■ WORK TO DO ■
Skip the pictures. Reproduce all other material exactly.

■ DATA FOR PROCESSING ■

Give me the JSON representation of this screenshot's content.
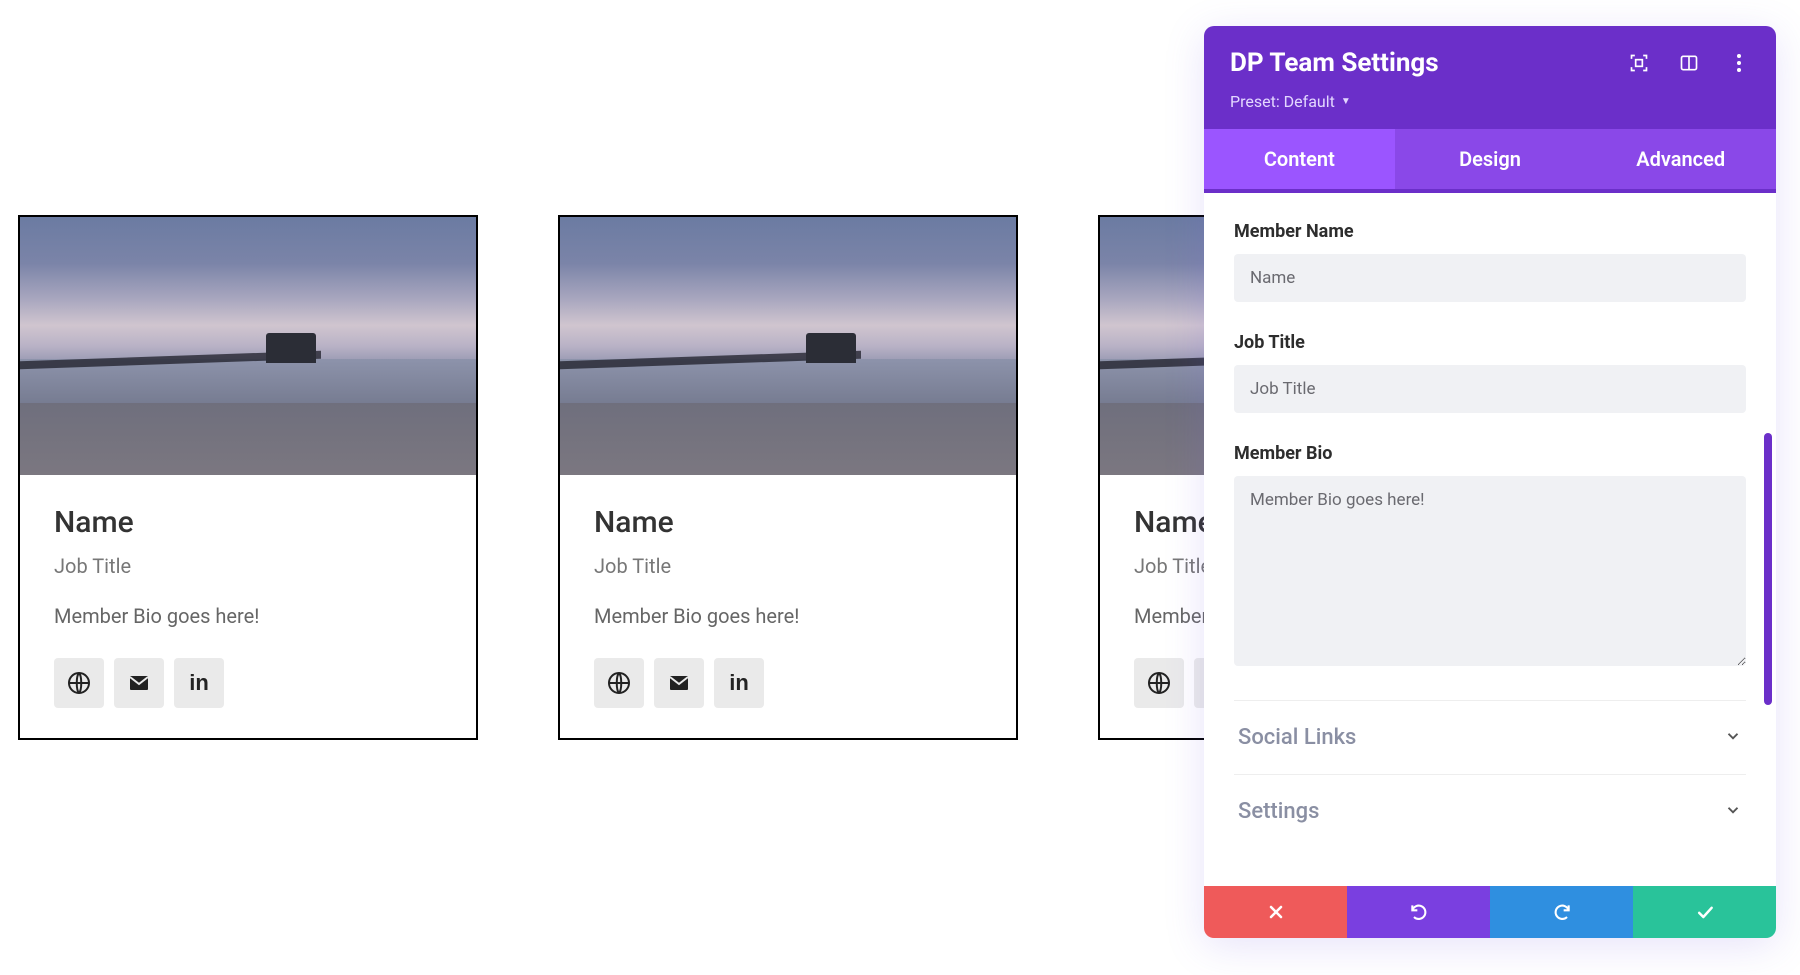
{
  "cards": [
    {
      "name": "Name",
      "job": "Job Title",
      "bio": "Member Bio goes here!"
    },
    {
      "name": "Name",
      "job": "Job Title",
      "bio": "Member Bio goes here!"
    },
    {
      "name": "Name",
      "job": "Job Title",
      "bio": "Member Bio goes here!"
    }
  ],
  "social_icons": [
    "globe-icon",
    "mail-icon",
    "linkedin-icon"
  ],
  "panel": {
    "title": "DP Team Settings",
    "preset_label": "Preset: Default",
    "tabs": {
      "content": "Content",
      "design": "Design",
      "advanced": "Advanced"
    },
    "active_tab": "content",
    "fields": {
      "member_name": {
        "label": "Member Name",
        "value": "Name"
      },
      "job_title": {
        "label": "Job Title",
        "value": "Job Title"
      },
      "member_bio": {
        "label": "Member Bio",
        "value": "Member Bio goes here!"
      }
    },
    "sections": {
      "social_links": "Social Links",
      "settings": "Settings"
    },
    "footer": {
      "cancel": "cancel",
      "undo": "undo",
      "redo": "redo",
      "save": "save"
    },
    "colors": {
      "header": "#6b2fc9",
      "tab": "#8a48e8",
      "tab_active": "#9b55ff",
      "cancel": "#ef5a5a",
      "undo": "#7a3fe0",
      "redo": "#2f8fe0",
      "save": "#29c39a"
    }
  }
}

■ TASK RESULT ■
Give me the JSON representation of this screenshot's content.
{
  "cards": [
    {
      "name": "Name",
      "job": "Job Title",
      "bio": "Member Bio goes here!"
    },
    {
      "name": "Name",
      "job": "Job Title",
      "bio": "Member Bio goes here!"
    },
    {
      "name": "Name",
      "job": "Job Title",
      "bio": "Member Bio goes here!"
    }
  ],
  "social_icons": [
    "globe-icon",
    "mail-icon",
    "linkedin-icon"
  ],
  "panel": {
    "title": "DP Team Settings",
    "preset_label": "Preset: Default",
    "tabs": {
      "content": "Content",
      "design": "Design",
      "advanced": "Advanced"
    },
    "active_tab": "content",
    "fields": {
      "member_name": {
        "label": "Member Name",
        "value": "Name"
      },
      "job_title": {
        "label": "Job Title",
        "value": "Job Title"
      },
      "member_bio": {
        "label": "Member Bio",
        "value": "Member Bio goes here!"
      }
    },
    "sections": {
      "social_links": "Social Links",
      "settings": "Settings"
    },
    "footer": {
      "cancel": "cancel",
      "undo": "undo",
      "redo": "redo",
      "save": "save"
    },
    "colors": {
      "header": "#6b2fc9",
      "tab": "#8a48e8",
      "tab_active": "#9b55ff",
      "cancel": "#ef5a5a",
      "undo": "#7a3fe0",
      "redo": "#2f8fe0",
      "save": "#29c39a"
    }
  }
}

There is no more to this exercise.